Start
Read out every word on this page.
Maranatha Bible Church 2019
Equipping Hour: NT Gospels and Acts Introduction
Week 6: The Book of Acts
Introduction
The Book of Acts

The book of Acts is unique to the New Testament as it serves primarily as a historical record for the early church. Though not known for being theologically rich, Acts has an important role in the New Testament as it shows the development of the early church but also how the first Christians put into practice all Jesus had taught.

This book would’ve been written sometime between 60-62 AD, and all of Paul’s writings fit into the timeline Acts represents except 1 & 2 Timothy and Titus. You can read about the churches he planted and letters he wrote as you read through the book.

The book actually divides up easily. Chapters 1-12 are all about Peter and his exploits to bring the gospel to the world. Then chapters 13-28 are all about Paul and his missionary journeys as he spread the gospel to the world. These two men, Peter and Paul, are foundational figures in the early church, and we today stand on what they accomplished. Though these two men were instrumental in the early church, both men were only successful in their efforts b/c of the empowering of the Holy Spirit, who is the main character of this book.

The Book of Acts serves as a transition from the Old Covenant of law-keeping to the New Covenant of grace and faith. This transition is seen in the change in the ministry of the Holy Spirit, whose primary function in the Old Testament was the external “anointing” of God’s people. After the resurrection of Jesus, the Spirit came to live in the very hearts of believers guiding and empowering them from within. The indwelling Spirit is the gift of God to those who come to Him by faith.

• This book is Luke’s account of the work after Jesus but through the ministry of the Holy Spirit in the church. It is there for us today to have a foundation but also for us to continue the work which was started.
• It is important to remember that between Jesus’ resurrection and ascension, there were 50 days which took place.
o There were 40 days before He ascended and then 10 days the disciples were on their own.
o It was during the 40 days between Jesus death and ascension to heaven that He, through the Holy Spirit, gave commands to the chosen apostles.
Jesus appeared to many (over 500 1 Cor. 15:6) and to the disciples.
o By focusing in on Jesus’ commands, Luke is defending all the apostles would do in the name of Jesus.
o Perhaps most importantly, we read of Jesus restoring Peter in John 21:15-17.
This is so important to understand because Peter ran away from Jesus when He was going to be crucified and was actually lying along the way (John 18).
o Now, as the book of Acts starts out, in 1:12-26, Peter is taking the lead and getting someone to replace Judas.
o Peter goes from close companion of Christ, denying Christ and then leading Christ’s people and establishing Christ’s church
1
End
Start
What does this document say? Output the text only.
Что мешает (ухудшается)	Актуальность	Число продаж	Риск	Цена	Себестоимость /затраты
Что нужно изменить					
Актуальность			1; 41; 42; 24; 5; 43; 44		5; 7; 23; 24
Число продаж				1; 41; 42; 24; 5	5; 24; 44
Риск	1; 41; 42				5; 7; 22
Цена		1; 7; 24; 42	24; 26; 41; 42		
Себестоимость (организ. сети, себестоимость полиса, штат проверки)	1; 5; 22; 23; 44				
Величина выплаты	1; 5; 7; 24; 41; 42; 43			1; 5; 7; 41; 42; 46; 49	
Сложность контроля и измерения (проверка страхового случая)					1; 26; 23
End
Among the lines above, determine how many hold the word "would"; report the figure alone.

- **FULL ANSWER**
2